Directions = Search the entries below. Return every line that has "name" in it.

Rows from a figure dataset
--------------------------------------------------
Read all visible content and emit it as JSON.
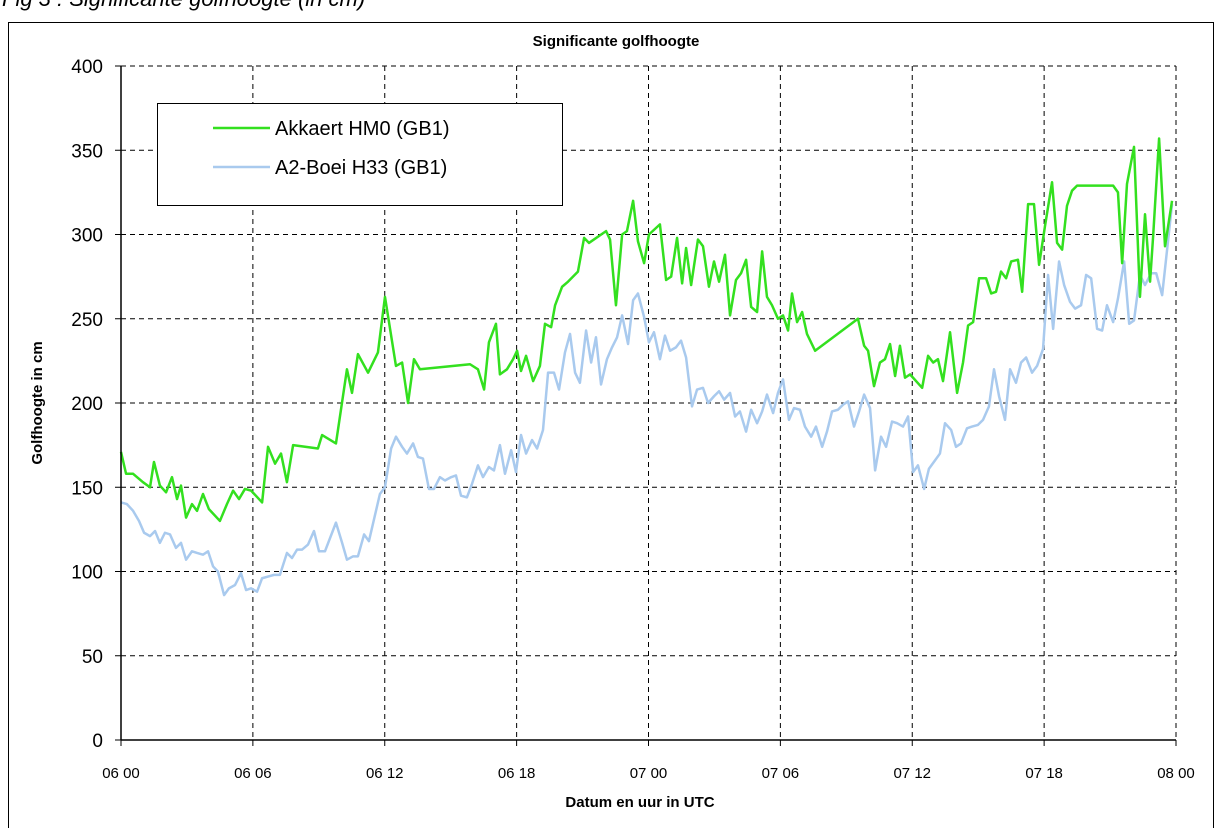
{
  "chart_data": {
    "type": "line",
    "caption": "Fig 3 : Significante golfhoogte (in cm)",
    "title": "Significante golfhoogte",
    "x_label": "Datum en uur in UTC",
    "y_label": "Golfhoogte in cm",
    "xlim": [
      0,
      48
    ],
    "xticks": [
      {
        "value": 0,
        "label": "06 00"
      },
      {
        "value": 6,
        "label": "06 06"
      },
      {
        "value": 12,
        "label": "06 12"
      },
      {
        "value": 18,
        "label": "06 18"
      },
      {
        "value": 24,
        "label": "07 00"
      },
      {
        "value": 30,
        "label": "07 06"
      },
      {
        "value": 36,
        "label": "07 12"
      },
      {
        "value": 42,
        "label": "07 18"
      },
      {
        "value": 48,
        "label": "08 00"
      }
    ],
    "ylim": [
      0,
      400
    ],
    "yticks": [
      0,
      50,
      100,
      150,
      200,
      250,
      300,
      350,
      400
    ],
    "grid": true,
    "legend": "upper left",
    "series": [
      {
        "name": "Akkaert HM0 (GB1)",
        "color": "#33e01f",
        "x": [
          0,
          0.23,
          0.55,
          1.0,
          1.32,
          1.5,
          1.77,
          2.05,
          2.32,
          2.55,
          2.73,
          2.96,
          3.23,
          3.46,
          3.73,
          4.0,
          4.5,
          4.82,
          5.1,
          5.37,
          5.64,
          5.92,
          6.42,
          6.69,
          7.01,
          7.28,
          7.55,
          7.83,
          8.96,
          9.15,
          9.78,
          10.28,
          10.51,
          10.78,
          11.24,
          11.69,
          12.01,
          12.51,
          12.79,
          13.06,
          13.33,
          13.6,
          15.88,
          16.24,
          16.52,
          16.74,
          17.06,
          17.24,
          17.56,
          17.84,
          18.02,
          18.2,
          18.43,
          18.75,
          19.06,
          19.29,
          19.57,
          19.75,
          20.07,
          20.34,
          20.79,
          21.07,
          21.29,
          22.07,
          22.25,
          22.52,
          22.8,
          23.02,
          23.3,
          23.52,
          23.8,
          24.02,
          24.52,
          24.8,
          25.03,
          25.3,
          25.53,
          25.71,
          25.94,
          26.25,
          26.48,
          26.75,
          26.98,
          27.21,
          27.48,
          27.71,
          27.98,
          28.21,
          28.44,
          28.67,
          28.94,
          29.17,
          29.39,
          29.62,
          29.89,
          30.12,
          30.35,
          30.53,
          30.76,
          30.99,
          31.21,
          31.58,
          33.53,
          33.81,
          33.99,
          34.26,
          34.53,
          34.76,
          34.99,
          35.22,
          35.44,
          35.67,
          35.9,
          36.45,
          36.72,
          36.95,
          37.17,
          37.4,
          37.72,
          38.04,
          38.31,
          38.54,
          38.77,
          39.04,
          39.36,
          39.59,
          39.81,
          40.04,
          40.27,
          40.5,
          40.81,
          41.0,
          41.27,
          41.54,
          41.77,
          42.04,
          42.36,
          42.59,
          42.82,
          43.04,
          43.27,
          43.5,
          45.14,
          45.36,
          45.55,
          45.77,
          46.09,
          46.36,
          46.59,
          46.82,
          46.96,
          47.23,
          47.5,
          47.82
        ],
        "values": [
          171,
          158,
          158,
          153,
          150,
          165,
          151,
          147,
          156,
          143,
          151,
          132,
          140,
          136,
          146,
          137,
          130,
          140,
          148,
          143,
          149,
          148,
          141,
          174,
          164,
          170,
          153,
          175,
          173,
          181,
          176,
          220,
          206,
          229,
          218,
          230,
          263,
          222,
          224,
          200,
          226,
          220,
          223,
          220,
          208,
          236,
          247,
          217,
          220,
          226,
          231,
          219,
          228,
          213,
          222,
          247,
          245,
          258,
          269,
          272,
          278,
          298,
          295,
          302,
          297,
          258,
          300,
          302,
          320,
          296,
          283,
          300,
          306,
          273,
          275,
          298,
          271,
          292,
          270,
          297,
          293,
          269,
          284,
          272,
          288,
          252,
          273,
          277,
          285,
          257,
          254,
          290,
          263,
          258,
          250,
          252,
          243,
          265,
          248,
          254,
          241,
          231,
          250,
          234,
          231,
          210,
          224,
          226,
          235,
          216,
          234,
          215,
          217,
          209,
          228,
          224,
          226,
          213,
          242,
          206,
          224,
          246,
          248,
          274,
          274,
          265,
          266,
          278,
          274,
          284,
          285,
          266,
          318,
          318,
          282,
          305,
          331,
          295,
          291,
          317,
          326,
          329,
          329,
          325,
          283,
          330,
          352,
          263,
          312,
          272,
          299,
          357,
          293,
          320
        ]
      },
      {
        "name": "A2-Boei H33 (GB1)",
        "color": "#a9caee",
        "x": [
          0,
          0.27,
          0.55,
          0.82,
          1.05,
          1.32,
          1.55,
          1.77,
          2.0,
          2.23,
          2.5,
          2.73,
          2.96,
          3.23,
          3.46,
          3.73,
          3.96,
          4.19,
          4.41,
          4.69,
          4.91,
          5.19,
          5.46,
          5.69,
          5.92,
          6.19,
          6.42,
          6.69,
          6.96,
          7.23,
          7.55,
          7.78,
          8.01,
          8.24,
          8.51,
          8.78,
          9.01,
          9.28,
          9.78,
          10.06,
          10.28,
          10.56,
          10.78,
          11.06,
          11.28,
          11.78,
          12.01,
          12.29,
          12.51,
          12.79,
          13.01,
          13.29,
          13.51,
          13.74,
          14.01,
          14.24,
          14.51,
          14.74,
          15.02,
          15.24,
          15.47,
          15.74,
          15.97,
          16.24,
          16.47,
          16.74,
          16.97,
          17.24,
          17.47,
          17.75,
          17.97,
          18.2,
          18.43,
          18.7,
          18.93,
          19.2,
          19.43,
          19.7,
          19.93,
          20.2,
          20.43,
          20.66,
          20.88,
          21.16,
          21.39,
          21.61,
          21.84,
          22.11,
          22.34,
          22.57,
          22.8,
          23.07,
          23.3,
          23.52,
          23.8,
          24.02,
          24.25,
          24.52,
          24.75,
          24.98,
          25.25,
          25.48,
          25.71,
          25.98,
          26.21,
          26.48,
          26.71,
          26.98,
          27.21,
          27.44,
          27.71,
          27.94,
          28.16,
          28.44,
          28.67,
          28.94,
          29.17,
          29.39,
          29.67,
          29.89,
          30.12,
          30.39,
          30.62,
          30.89,
          31.12,
          31.4,
          31.62,
          31.9,
          32.12,
          32.35,
          32.62,
          32.85,
          33.08,
          33.35,
          33.58,
          33.81,
          34.08,
          34.31,
          34.58,
          34.81,
          35.08,
          35.31,
          35.58,
          35.81,
          36.04,
          36.26,
          36.54,
          36.76,
          37.04,
          37.26,
          37.49,
          37.77,
          37.99,
          38.22,
          38.49,
          38.72,
          38.99,
          39.22,
          39.49,
          39.72,
          39.95,
          40.22,
          40.45,
          40.72,
          40.95,
          41.18,
          41.45,
          41.68,
          41.95,
          42.18,
          42.41,
          42.68,
          42.91,
          43.18,
          43.41,
          43.68,
          43.91,
          44.14,
          44.41,
          44.64,
          44.86,
          45.14,
          45.36,
          45.64,
          45.87,
          46.09,
          46.36,
          46.59,
          46.87,
          47.1,
          47.37,
          47.82
        ],
        "values": [
          141,
          140,
          136,
          130,
          123,
          121,
          124,
          117,
          123,
          122,
          114,
          117,
          107,
          112,
          111,
          110,
          112,
          103,
          100,
          86,
          90,
          92,
          99,
          89,
          90,
          88,
          96,
          97,
          98,
          98,
          111,
          108,
          113,
          113,
          116,
          124,
          112,
          112,
          129,
          117,
          107,
          109,
          109,
          122,
          118,
          146,
          150,
          173,
          180,
          174,
          170,
          176,
          168,
          167,
          149,
          149,
          156,
          154,
          156,
          157,
          145,
          144,
          152,
          163,
          156,
          162,
          160,
          175,
          158,
          172,
          159,
          181,
          170,
          178,
          173,
          184,
          218,
          218,
          208,
          230,
          241,
          218,
          212,
          243,
          224,
          239,
          211,
          226,
          233,
          239,
          252,
          235,
          261,
          265,
          251,
          236,
          242,
          226,
          240,
          231,
          233,
          237,
          227,
          198,
          208,
          209,
          200,
          204,
          207,
          202,
          206,
          192,
          195,
          183,
          196,
          188,
          195,
          205,
          194,
          206,
          214,
          190,
          197,
          196,
          186,
          180,
          186,
          174,
          183,
          195,
          196,
          199,
          201,
          186,
          195,
          205,
          197,
          160,
          180,
          174,
          189,
          188,
          186,
          192,
          159,
          163,
          149,
          161,
          166,
          170,
          188,
          184,
          174,
          176,
          185,
          186,
          187,
          190,
          198,
          220,
          204,
          190,
          220,
          212,
          224,
          227,
          218,
          222,
          232,
          276,
          244,
          284,
          270,
          260,
          256,
          258,
          276,
          274,
          244,
          243,
          258,
          248,
          262,
          284,
          247,
          249,
          276,
          270,
          277,
          277,
          264,
          318
        ]
      }
    ]
  }
}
--------------------------------------------------
Answer =
        "name": "Akkaert HM0 (GB1)",
        "name": "A2-Boei H33 (GB1)",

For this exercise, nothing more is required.